> **TEXT PROVIDED**:
───
Abstract

Accounts of modern Islamic reformist currents offered by recent studies take for granted that Islamists have embraced the modern nation-state, and, relatedly, that there is consequently a rupture in Islamic discursive tradition. This article seeks to nuance these notions by examining “the new Islamist” discourse on the poignant question of non-Muslim belonging in an Islamic state. Not all Islamists have embraced the nation-state and its majoritarian and secular logics in quite the same way. Those who remain committed to making ijtihad from within the Islamic tradition, such as Yusuf al-Qaradawi, continue to offer a fundamentally different view of political authority than those republican Islamists, such as Fahmi Huwaydi and Tariq al-Bishri, who treat Islamic tradition as a mine of wisdom and source of republican values and inspiration rather than a coherent system of norm production. This difference can be detected even when they appear to substantially agree on a number of policies and aspirations, such as the accommodation of non-Muslims as not only tolerated but as nearly equal citizens in an Islamic state.
───
> **RECORDS**:

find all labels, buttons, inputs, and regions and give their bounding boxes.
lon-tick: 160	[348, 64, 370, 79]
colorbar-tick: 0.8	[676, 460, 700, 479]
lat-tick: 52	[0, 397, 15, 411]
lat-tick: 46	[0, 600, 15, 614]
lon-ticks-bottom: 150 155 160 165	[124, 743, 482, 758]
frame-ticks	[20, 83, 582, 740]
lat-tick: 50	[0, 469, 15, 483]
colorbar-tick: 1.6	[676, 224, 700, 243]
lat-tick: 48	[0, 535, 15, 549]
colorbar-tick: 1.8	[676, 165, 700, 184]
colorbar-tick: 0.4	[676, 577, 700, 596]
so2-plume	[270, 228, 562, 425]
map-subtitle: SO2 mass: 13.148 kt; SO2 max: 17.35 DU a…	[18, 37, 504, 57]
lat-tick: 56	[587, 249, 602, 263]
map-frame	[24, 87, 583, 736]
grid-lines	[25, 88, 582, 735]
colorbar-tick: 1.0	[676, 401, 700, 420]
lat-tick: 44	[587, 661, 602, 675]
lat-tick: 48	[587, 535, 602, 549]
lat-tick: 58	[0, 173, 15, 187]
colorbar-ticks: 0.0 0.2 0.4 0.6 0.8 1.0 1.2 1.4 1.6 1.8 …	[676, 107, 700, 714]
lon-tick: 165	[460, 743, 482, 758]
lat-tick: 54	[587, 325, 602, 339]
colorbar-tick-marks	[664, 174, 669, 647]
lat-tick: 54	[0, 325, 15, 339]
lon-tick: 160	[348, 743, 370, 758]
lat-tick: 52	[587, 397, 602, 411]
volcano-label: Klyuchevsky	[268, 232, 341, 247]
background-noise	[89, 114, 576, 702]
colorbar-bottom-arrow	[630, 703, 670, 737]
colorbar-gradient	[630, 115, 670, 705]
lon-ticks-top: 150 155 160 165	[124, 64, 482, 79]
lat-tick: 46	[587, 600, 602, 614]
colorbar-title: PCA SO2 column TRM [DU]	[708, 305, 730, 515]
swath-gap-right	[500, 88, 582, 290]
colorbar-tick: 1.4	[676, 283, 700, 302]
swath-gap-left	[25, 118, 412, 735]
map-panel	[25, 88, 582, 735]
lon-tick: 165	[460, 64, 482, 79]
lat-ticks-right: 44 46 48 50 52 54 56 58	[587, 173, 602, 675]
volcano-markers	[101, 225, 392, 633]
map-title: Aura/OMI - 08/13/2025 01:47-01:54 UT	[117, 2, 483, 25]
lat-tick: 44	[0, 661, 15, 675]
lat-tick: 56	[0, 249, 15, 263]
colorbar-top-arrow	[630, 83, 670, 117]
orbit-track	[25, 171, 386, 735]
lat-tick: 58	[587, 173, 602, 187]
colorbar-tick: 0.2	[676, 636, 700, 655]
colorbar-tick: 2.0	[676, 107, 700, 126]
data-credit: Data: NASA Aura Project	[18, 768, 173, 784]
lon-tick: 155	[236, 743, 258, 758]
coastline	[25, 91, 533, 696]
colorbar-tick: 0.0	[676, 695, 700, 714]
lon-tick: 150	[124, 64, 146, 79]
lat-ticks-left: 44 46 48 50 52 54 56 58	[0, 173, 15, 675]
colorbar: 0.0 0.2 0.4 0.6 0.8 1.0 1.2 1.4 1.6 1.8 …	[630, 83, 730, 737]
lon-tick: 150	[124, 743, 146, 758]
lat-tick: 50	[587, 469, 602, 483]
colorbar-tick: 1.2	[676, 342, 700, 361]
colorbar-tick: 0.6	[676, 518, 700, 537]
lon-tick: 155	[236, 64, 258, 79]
───
> **STATED GOAL 1**:
In the abstract, translate this sentence into French: "Not all Islamists have embraced the nation-state and its majoritarian and secular logics in quite the same way."
> **STATED GOAL 2**:
Copy the listing line for line, from its first line up to and including the line with "114, 576, 702]".

> **SOLUTION 1**:
Tous les islamistes n'ont pas adopté l'État-nation ni ses logiques majoritaires et laïques exactement de la même manière.

> **SOLUTION 2**:
find all labels, buttons, inputs, and regions and give their bounding boxes.
lon-tick: 160	[348, 64, 370, 79]
colorbar-tick: 0.8	[676, 460, 700, 479]
lat-tick: 52	[0, 397, 15, 411]
lat-tick: 46	[0, 600, 15, 614]
lon-ticks-bottom: 150 155 160 165	[124, 743, 482, 758]
frame-ticks	[20, 83, 582, 740]
lat-tick: 50	[0, 469, 15, 483]
colorbar-tick: 1.6	[676, 224, 700, 243]
lat-tick: 48	[0, 535, 15, 549]
colorbar-tick: 1.8	[676, 165, 700, 184]
colorbar-tick: 0.4	[676, 577, 700, 596]
so2-plume	[270, 228, 562, 425]
map-subtitle: SO2 mass: 13.148 kt; SO2 max: 17.35 DU a…	[18, 37, 504, 57]
lat-tick: 56	[587, 249, 602, 263]
map-frame	[24, 87, 583, 736]
grid-lines	[25, 88, 582, 735]
colorbar-tick: 1.0	[676, 401, 700, 420]
lat-tick: 44	[587, 661, 602, 675]
lat-tick: 48	[587, 535, 602, 549]
lat-tick: 58	[0, 173, 15, 187]
colorbar-ticks: 0.0 0.2 0.4 0.6 0.8 1.0 1.2 1.4 1.6 1.8 …	[676, 107, 700, 714]
lon-tick: 165	[460, 743, 482, 758]
lat-tick: 54	[587, 325, 602, 339]
colorbar-tick-marks	[664, 174, 669, 647]
lat-tick: 54	[0, 325, 15, 339]
lon-tick: 160	[348, 743, 370, 758]
lat-tick: 52	[587, 397, 602, 411]
volcano-label: Klyuchevsky	[268, 232, 341, 247]
background-noise	[89, 114, 576, 702]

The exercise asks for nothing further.